** Start of INFORMATION SHOWN **

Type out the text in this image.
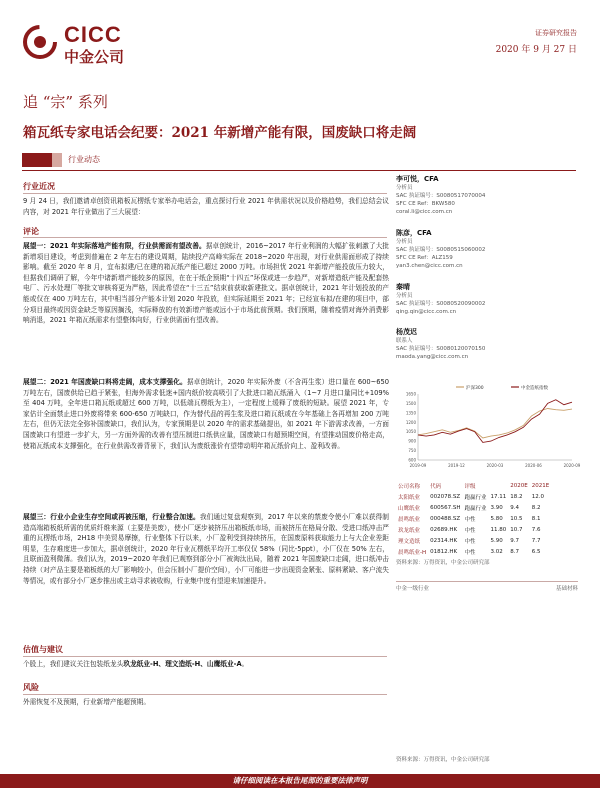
CICC
中金公司
证券研究报告
2020 年 9 月 27 日
追 “宗” 系列
箱瓦纸专家电话会纪要：2021 年新增产能有限，国废缺口将走阔
行业动态
行业近况
9 月 24 日，我们邀请卓创资讯箱板瓦楞纸专家举办电话会，重点探讨行业 2021 年供需状况以及价格趋势，我们总结会议内容，对 2021 年行业做出了三大展望：
评论
展望一：2021 年实际落地产能有限，行业供需面有望改善。据卓创统计，2016~2017 年行业利润的大幅扩张刺激了大批新增项目建设，考虑到普遍在 2 年左右的建设周期，陆续投产高峰实际在 2018~2020 年出现，对行业供需面形成了持续影响。截至 2020 年 8 月，宜布拟建/已在建的箱瓦纸产能已超过 2000 万吨。市场担忧 2021 年新增产能投放压力较大，但据我们调研了解，今年中诸新增产能较多的原因，在在于纸企预期“十四五”环保或进一步趋严，对新增造纸产能及配套热电厂、污水处理厂等批文审核将更为严格，因此希望在“十三五”结束前获取新建批文。据卓创统计，2021 年计划投放的产能或仅在 400 万吨左右，其中相当部分产能本计划 2020 年投放，但实际延期至 2021 年；已经宣布拟/在建的项目中，部分项目最终或因资金缺乏等原因搁浅，实际释放的有效新增产能或远小于市场此前预期。我们预期，随着疫情对海外消费影响消退，2021 年箱瓦纸需求有望整体向好，行业供需面有望改善。
展望二：2021 年国废缺口料将走阔，成本支撑强化。据卓创统计，2020 年实际外废（不含再生浆）进口量在 600~650 万吨左右，国废供给已趋于紧张，但海外需求低迷+国内纸价较高吸引了大批进口箱瓦纸涌入（1~7 月进口量同比+109%至 404 万吨，全年进口箱瓦纸或超过 600 万吨，以低端瓦楞纸为主），一定程度上缓释了废纸的短缺。展望 2021 年，专家估计全面禁止进口外废将带来 600-650 万吨缺口，作为替代品的再生浆及进口箱瓦纸或在今年基础上各再增加 200 万吨左右，但仍无法完全弥补国废缺口，我们认为，专家预期是以 2020 年的需求基础提出，如 2021 年下游需求改善，一方面国废缺口有望进一步扩大，另一方面外需的改善有望压制进口纸供应量，国废缺口有超预期空间，有望推动国废价格走高，使箱瓦纸成本支撑强化，在行业供需改善背景下，我们认为废纸涨价有望带动明年箱瓦纸价向上、盈利改善。
展望三：行业小企业生存空间或再被压缩，行业整合加速。我们通过复盘观察到，2017 年以来的禁废令使小厂难以获得制造高端箱板纸所需的优质纤维来源（主要是美废），使小厂逐步被挤压出箱板纸市场，而被挤压在格局分散、受进口纸冲击严重的瓦楞纸市场，2H18 中美贸易摩擦，行业整体下行以来，小厂盈利受到持续挤压，在国废原料获取能力上与大企业差距明显，生存难度进一步加大，据卓创统计，2020 年行业瓦楞纸平均开工率仅仅 58%（同比-5ppt），小厂仅在 50% 左右，且联面盈利微薄。我们认为，2019~2020 年我们已观察到部分小厂被淘汰出局，随着 2021 年国废缺口走阔，进口纸冲击持续（对产品主要是箱板纸的大厂影响较小，但会压制小厂提价空间），小厂可能进一步出现资金紧张、原料紧缺、客户流失等情况，或有部分小厂逐步推出或主动寻求被收购，行业集中度有望迎来加速提升。
估值与建议
个股上，我们建议关注包装纸龙头玖龙纸业-H、理文造纸-H、山鹰纸业-A。
风险
外需恢复不及预期，行业新增产能超预期。
李可悦，CFA
分析员
SAC 执证编号：S0080517070004
SFC CE Ref：BKW580
coral.li@cicc.com.cn
陈彦，CFA
分析员
SAC 执证编号：S0080515060002
SFC CE Ref：ALZ159
yan3.chen@cicc.com.cn
秦晴
分析员
SAC 执证编号：S0080520090002
qing.qin@cicc.com.cn
杨茂迟
联系人
SAC 执证编号：S0080120070150
maoda.yang@cicc.com.cn
600
750
900
1050
1200
1350
1500
1650
2019-09	2019-12	2020-03	2020-06	2020-09
沪深300	中金造纸指数
公司名称	代码	评级		2020E	2021E
太阳纸业	002078.SZ	跑赢行业	17.11	18.2	12.0
山鹰纸业	600567.SH	跑赢行业	3.90	9.4	8.2
晨鸣纸业	000488.SZ	中性	5.80	10.5	8.1
玖龙纸业	02689.HK	中性	11.80	10.7	7.6
理文造纸	02314.HK	中性	5.90	9.7	7.7
晨鸣纸业-H	01812.HK	中性	3.02	8.7	6.5
资料来源：万得资讯，中金公司研究部
中金一级行业	基础材料
资料来源：万得资讯，中金公司研究部
请仔细阅读在本报告尾部的重要法律声明
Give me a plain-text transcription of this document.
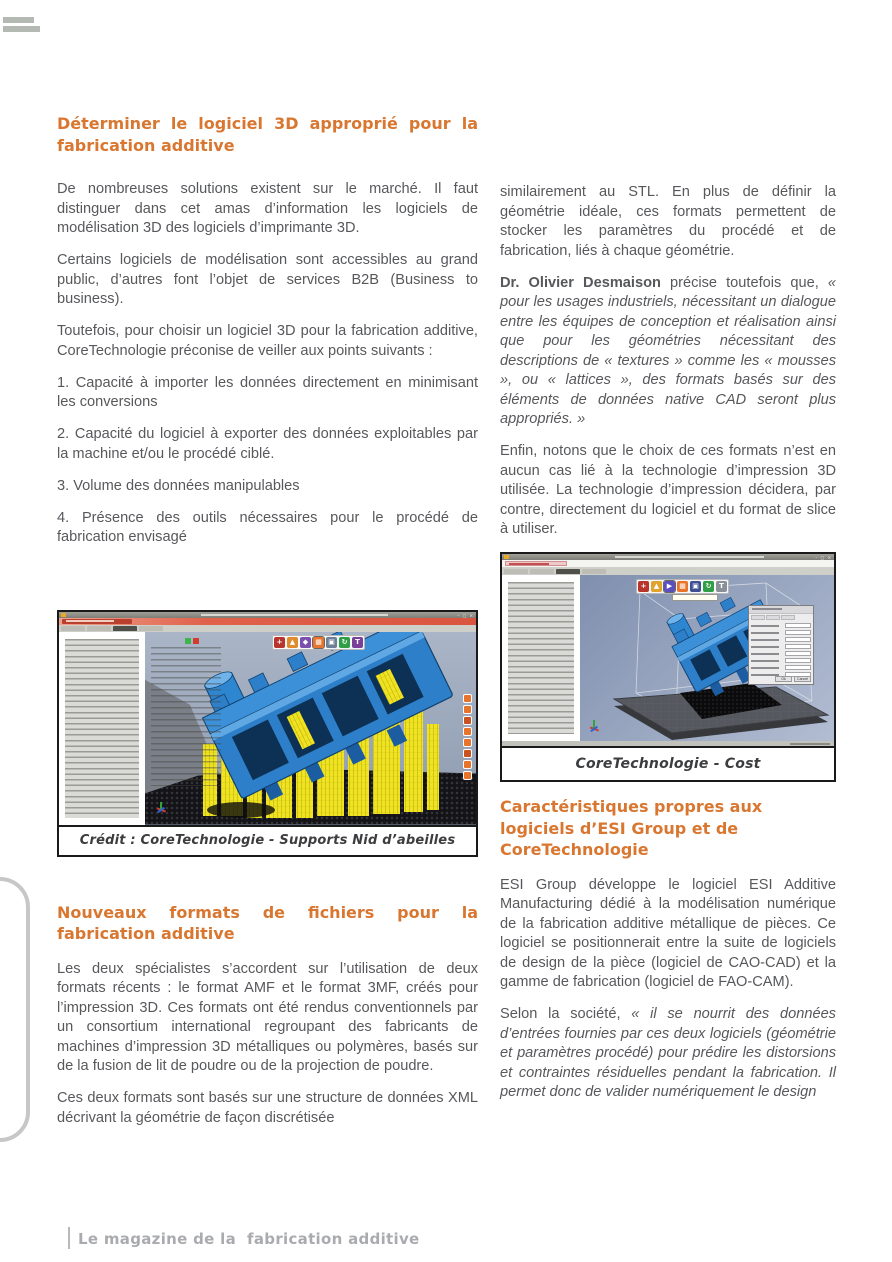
Déterminer le logiciel 3D approprié pour la fabrication additive

De nombreuses solutions existent sur le marché. Il faut distinguer dans cet amas d’information les logiciels de modélisation 3D des logiciels d’imprimante 3D.

Certains logiciels de modélisation sont accessibles au grand public, d’autres font l’objet de services B2B (Business to business).

Toutefois, pour choisir un logiciel 3D pour la fabrication additive, CoreTechnologie préconise de veiller aux points suivants :

1. Capacité à importer les données directement en minimisant les conversions

2. Capacité du logiciel à exporter des données exploitables par la machine et/ou le procédé ciblé.

3. Volume des données manipulables

4. Présence des outils nécessaires pour le procédé de fabrication envisagé

– □ ×
+	▲	◆	▦ ▣ ↻	T
Crédit : CoreTechnologie - Supports Nid d’abeilles
Nouveaux formats de fichiers pour la fabrication additive

Les deux spécialistes s’accordent sur l’utilisation de deux formats récents : le format AMF et le format 3MF, créés pour l’impression 3D. Ces formats ont été rendus conventionnels par un consortium international regroupant des fabricants de machines d’impression 3D métalliques ou polymères, basés sur de la fusion de lit de poudre ou de la projection de poudre.

Ces deux formats sont basés sur une structure de données XML décrivant la géométrie de façon discrétisée

similairement au STL. En plus de définir la géométrie idéale, ces formats permettent de stocker les paramètres du procédé et de fabrication, liés à chaque géométrie.

Dr. Olivier Desmaison précise toutefois que, « pour les usages industriels, nécessitant un dialogue entre les équipes de conception et réalisation ainsi que pour les géométries nécessitant des descriptions de « textures » comme les « mousses », ou « lattices », des formats basés sur des éléments de données native CAD seront plus appropriés. »

Enfin, notons que le choix de ces formats n’est en aucun cas lié à la technologie d’impression 3D utilisée. La technologie d’impression décidera, par contre, directement du logiciel et du format de slice à utiliser.

– □ ×
+	▲	▶	▦ ▣ ↻	T
Ok	Cancel
CoreTechnologie - Cost
Caractéristiques propres aux logiciels d’ESI Group et de CoreTechnologie

ESI Group développe le logiciel ESI Additive Manufacturing dédié à la modélisation numérique de la fabrication additive métallique de pièces. Ce logiciel se positionnerait entre la suite de logiciels de design de la pièce (logiciel de CAO-CAD) et la gamme de fabrication (logiciel de FAO-CAM).

Selon la société, « il se nourrit des données d’entrées fournies par ces deux logiciels (géométrie et paramètres procédé) pour prédire les distorsions et contraintes résiduelles pendant la fabrication. Il permet donc de valider numériquement le design

Le magazine de la  fabrication additive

** End of INFORMATION SHOWN **

▸ **INSTRUCTION**
Output an exact copy of the material, with the pictures removed.

▸ **EXERCISE ANSWER**
Type out the text in this image.
CICC
中金公司
证券研究报告
2020 年 9 月 27 日
追 “宗” 系列
箱瓦纸专家电话会纪要：2021 年新增产能有限，国废缺口将走阔
行业动态
行业近况
9 月 24 日，我们邀请卓创资讯箱板瓦楞纸专家举办电话会，重点探讨行业 2021 年供需状况以及价格趋势，我们总结会议内容，对 2021 年行业做出了三大展望：
评论
展望一：2021 年实际落地产能有限，行业供需面有望改善。据卓创统计，2016~2017 年行业利润的大幅扩张刺激了大批新增项目建设，考虑到普遍在 2 年左右的建设周期，陆续投产高峰实际在 2018~2020 年出现，对行业供需面形成了持续影响。截至 2020 年 8 月，宜布拟建/已在建的箱瓦纸产能已超过 2000 万吨。市场担忧 2021 年新增产能投放压力较大，但据我们调研了解，今年中诸新增产能较多的原因，在在于纸企预期“十四五”环保或进一步趋严，对新增造纸产能及配套热电厂、污水处理厂等批文审核将更为严格，因此希望在“十三五”结束前获取新建批文。据卓创统计，2021 年计划投放的产能或仅在 400 万吨左右，其中相当部分产能本计划 2020 年投放，但实际延期至 2021 年；已经宣布拟/在建的项目中，部分项目最终或因资金缺乏等原因搁浅，实际释放的有效新增产能或远小于市场此前预期。我们预期，随着疫情对海外消费影响消退，2021 年箱瓦纸需求有望整体向好，行业供需面有望改善。
展望二：2021 年国废缺口料将走阔，成本支撑强化。据卓创统计，2020 年实际外废（不含再生浆）进口量在 600~650 万吨左右，国废供给已趋于紧张，但海外需求低迷+国内纸价较高吸引了大批进口箱瓦纸涌入（1~7 月进口量同比+109%至 404 万吨，全年进口箱瓦纸或超过 600 万吨，以低端瓦楞纸为主），一定程度上缓释了废纸的短缺。展望 2021 年，专家估计全面禁止进口外废将带来 600-650 万吨缺口，作为替代品的再生浆及进口箱瓦纸或在今年基础上各再增加 200 万吨左右，但仍无法完全弥补国废缺口，我们认为，专家预期是以 2020 年的需求基础提出，如 2021 年下游需求改善，一方面国废缺口有望进一步扩大，另一方面外需的改善有望压制进口纸供应量，国废缺口有超预期空间，有望推动国废价格走高，使箱瓦纸成本支撑强化，在行业供需改善背景下，我们认为废纸涨价有望带动明年箱瓦纸价向上、盈利改善。
展望三：行业小企业生存空间或再被压缩，行业整合加速。我们通过复盘观察到，2017 年以来的禁废令使小厂难以获得制造高端箱板纸所需的优质纤维来源（主要是美废），使小厂逐步被挤压出箱板纸市场，而被挤压在格局分散、受进口纸冲击严重的瓦楞纸市场，2H18 中美贸易摩擦，行业整体下行以来，小厂盈利受到持续挤压，在国废原料获取能力上与大企业差距明显，生存难度进一步加大，据卓创统计，2020 年行业瓦楞纸平均开工率仅仅 58%（同比-5ppt），小厂仅在 50% 左右，且联面盈利微薄。我们认为，2019~2020 年我们已观察到部分小厂被淘汰出局，随着 2021 年国废缺口走阔，进口纸冲击持续（对产品主要是箱板纸的大厂影响较小，但会压制小厂提价空间），小厂可能进一步出现资金紧张、原料紧缺、客户流失等情况，或有部分小厂逐步推出或主动寻求被收购，行业集中度有望迎来加速提升。
估值与建议
个股上，我们建议关注包装纸龙头玖龙纸业-H、理文造纸-H、山鹰纸业-A。
风险
外需恢复不及预期，行业新增产能超预期。
李可悦，CFA
分析员
SAC 执证编号：S0080517070004
SFC CE Ref：BKW580
coral.li@cicc.com.cn
陈彦，CFA
分析员
SAC 执证编号：S0080515060002
SFC CE Ref：ALZ159
yan3.chen@cicc.com.cn
秦晴
分析员
SAC 执证编号：S0080520090002
qing.qin@cicc.com.cn
杨茂迟
联系人
SAC 执证编号：S0080120070150
maoda.yang@cicc.com.cn
600
750
900
1050
1200
1350
1500
1650
2019-09	2019-12	2020-03	2020-06	2020-09
沪深300	中金造纸指数
公司名称	代码	评级		2020E	2021E
太阳纸业	002078.SZ	跑赢行业	17.11	18.2	12.0
山鹰纸业	600567.SH	跑赢行业	3.90	9.4	8.2
晨鸣纸业	000488.SZ	中性	5.80	10.5	8.1
玖龙纸业	02689.HK	中性	11.80	10.7	7.6
理文造纸	02314.HK	中性	5.90	9.7	7.7
晨鸣纸业-H	01812.HK	中性	3.02	8.7	6.5
资料来源：万得资讯，中金公司研究部
中金一级行业	基础材料
资料来源：万得资讯，中金公司研究部
请仔细阅读在本报告尾部的重要法律声明
Give me a plain-text transcription of this document.
Déterminer le logiciel 3D approprié pour la fabrication additive

De nombreuses solutions existent sur le marché. Il faut distinguer dans cet amas d’information les logiciels de modélisation 3D des logiciels d’imprimante 3D.

Certains logiciels de modélisation sont accessibles au grand public, d’autres font l’objet de services B2B (Business to business).

Toutefois, pour choisir un logiciel 3D pour la fabrication additive, CoreTechnologie préconise de veiller aux points suivants :

1. Capacité à importer les données directement en minimisant les conversions

2. Capacité du logiciel à exporter des données exploitables par la machine et/ou le procédé ciblé.

3. Volume des données manipulables

4. Présence des outils nécessaires pour le procédé de fabrication envisagé

– □ ×
+	▲	◆	▦ ▣ ↻	T
Crédit : CoreTechnologie - Supports Nid d’abeilles
Nouveaux formats de fichiers pour la fabrication additive

Les deux spécialistes s’accordent sur l’utilisation de deux formats récents : le format AMF et le format 3MF, créés pour l’impression 3D. Ces formats ont été rendus conventionnels par un consortium international regroupant des fabricants de machines d’impression 3D métalliques ou polymères, basés sur de la fusion de lit de poudre ou de la projection de poudre.

Ces deux formats sont basés sur une structure de données XML décrivant la géométrie de façon discrétisée

similairement au STL. En plus de définir la géométrie idéale, ces formats permettent de stocker les paramètres du procédé et de fabrication, liés à chaque géométrie.

Dr. Olivier Desmaison précise toutefois que, « pour les usages industriels, nécessitant un dialogue entre les équipes de conception et réalisation ainsi que pour les géométries nécessitant des descriptions de « textures » comme les « mousses », ou « lattices », des formats basés sur des éléments de données native CAD seront plus appropriés. »

Enfin, notons que le choix de ces formats n’est en aucun cas lié à la technologie d’impression 3D utilisée. La technologie d’impression décidera, par contre, directement du logiciel et du format de slice à utiliser.

– □ ×
+	▲	▶	▦ ▣ ↻	T
Ok	Cancel
CoreTechnologie - Cost
Caractéristiques propres aux logiciels d’ESI Group et de CoreTechnologie

ESI Group développe le logiciel ESI Additive Manufacturing dédié à la modélisation numérique de la fabrication additive métallique de pièces. Ce logiciel se positionnerait entre la suite de logiciels de design de la pièce (logiciel de CAO-CAD) et la gamme de fabrication (logiciel de FAO-CAM).

Selon la société, « il se nourrit des données d’entrées fournies par ces deux logiciels (géométrie et paramètres procédé) pour prédire les distorsions et contraintes résiduelles pendant la fabrication. Il permet donc de valider numériquement le design

Le magazine de la  fabrication additive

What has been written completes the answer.